What is needed. Some lines in the records below may hold the word "humedad"; give the number of those lines and nothing else.

Data excerpts.
____________
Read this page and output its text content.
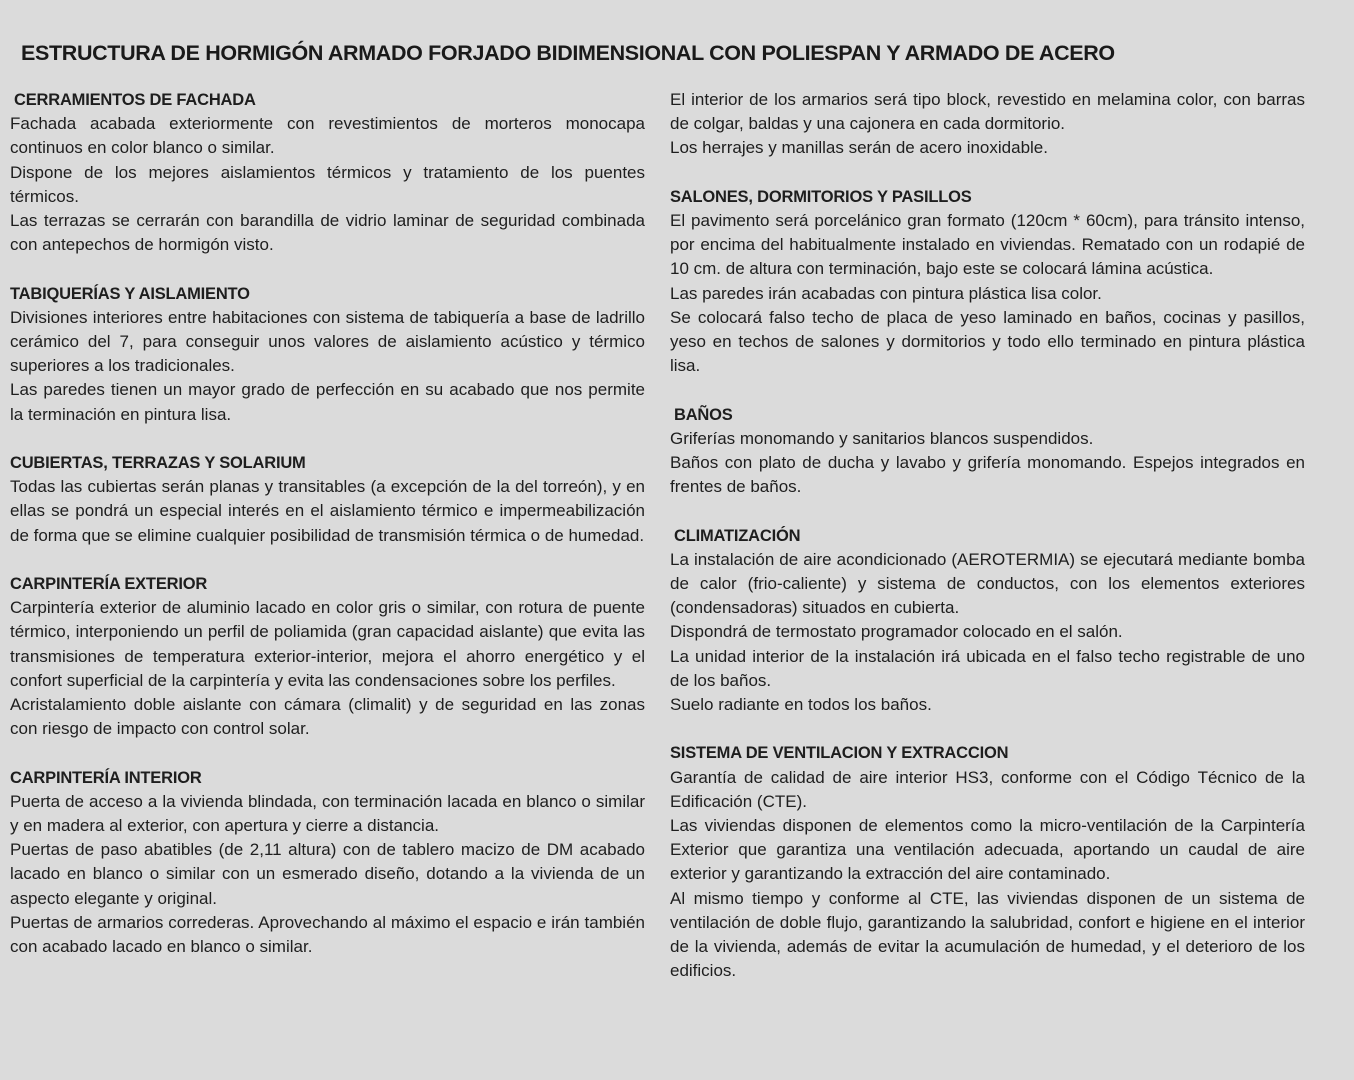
ESTRUCTURA DE HORMIGÓN ARMADO FORJADO BIDIMENSIONAL CON POLIESPAN Y ARMADO DE ACERO
CERRAMIENTOS DE FACHADA
Fachada acabada exteriormente con revestimientos de morteros monocapa continuos en color blanco o similar.
Dispone de los mejores aislamientos térmicos y tratamiento de los puentes térmicos.
Las terrazas se cerrarán con barandilla de vidrio laminar de seguridad combinada con antepechos de hormigón visto.
TABIQUERÍAS Y AISLAMIENTO
Divisiones interiores entre habitaciones con sistema de tabiquería a base de ladrillo cerámico del 7, para conseguir unos valores de aislamiento acústico y térmico superiores a los tradicionales.
Las paredes tienen un mayor grado de perfección en su acabado que nos permite la terminación en pintura lisa.
CUBIERTAS, TERRAZAS Y SOLARIUM
Todas las cubiertas serán planas y transitables (a excepción de la del torreón), y en ellas se pondrá un especial interés en el aislamiento térmico e impermeabilización de forma que se elimine cualquier posibilidad de transmisión térmica o de humedad.
CARPINTERÍA EXTERIOR
Carpintería exterior de aluminio lacado en color gris o similar, con rotura de puente térmico, interponiendo un perfil de poliamida (gran capacidad aislante) que evita las transmisiones de temperatura exterior-interior, mejora el ahorro energético y el confort superficial de la carpintería y evita las condensaciones sobre los perfiles.
Acristalamiento doble aislante con cámara (climalit) y de seguridad en las zonas con riesgo de impacto con control solar.
CARPINTERÍA INTERIOR
Puerta de acceso a la vivienda blindada, con terminación lacada en blanco o similar y en madera al exterior, con apertura y cierre a distancia.
Puertas de paso abatibles (de 2,11 altura) con de tablero macizo de DM acabado lacado en blanco o similar con un esmerado diseño, dotando a la vivienda de un aspecto elegante y original.
Puertas de armarios correderas. Aprovechando al máximo el espacio e irán también con acabado lacado en blanco o similar.
El interior de los armarios será tipo block, revestido en melamina color, con barras de colgar, baldas y una cajonera en cada dormitorio.
Los herrajes y manillas serán de acero inoxidable.
SALONES, DORMITORIOS Y PASILLOS
El pavimento será porcelánico gran formato (120cm * 60cm), para tránsito intenso, por encima del habitualmente instalado en viviendas. Rematado con un rodapié de 10 cm. de altura con terminación, bajo este se colocará lámina acústica.
Las paredes irán acabadas con pintura plástica lisa color.
Se colocará falso techo de placa de yeso laminado en baños, cocinas y pasillos, yeso en techos de salones y dormitorios y todo ello terminado en pintura plástica lisa.
BAÑOS
Griferías monomando y sanitarios blancos suspendidos.
Baños con plato de ducha y lavabo y grifería monomando. Espejos integrados en frentes de baños.
CLIMATIZACIÓN
La instalación de aire acondicionado (AEROTERMIA) se ejecutará mediante bomba de calor (frio-caliente) y sistema de conductos, con los elementos exteriores (condensadoras) situados en cubierta.
Dispondrá de termostato programador colocado en el salón.
La unidad interior de la instalación irá ubicada en el falso techo registrable de uno de los baños.
Suelo radiante en todos los baños.
SISTEMA DE VENTILACION Y EXTRACCION
Garantía de calidad de aire interior HS3, conforme con el Código Técnico de la Edificación (CTE).
Las viviendas disponen de elementos como la micro-ventilación de la Carpintería Exterior que garantiza una ventilación adecuada, aportando un caudal de aire exterior y garantizando la extracción del aire contaminado.
Al mismo tiempo y conforme al CTE, las viviendas disponen de un sistema de ventilación de doble flujo, garantizando la salubridad, confort e higiene en el interior de la vivienda, además de evitar la acumulación de humedad, y el deterioro de los edificios.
____________
Solution to this task. 2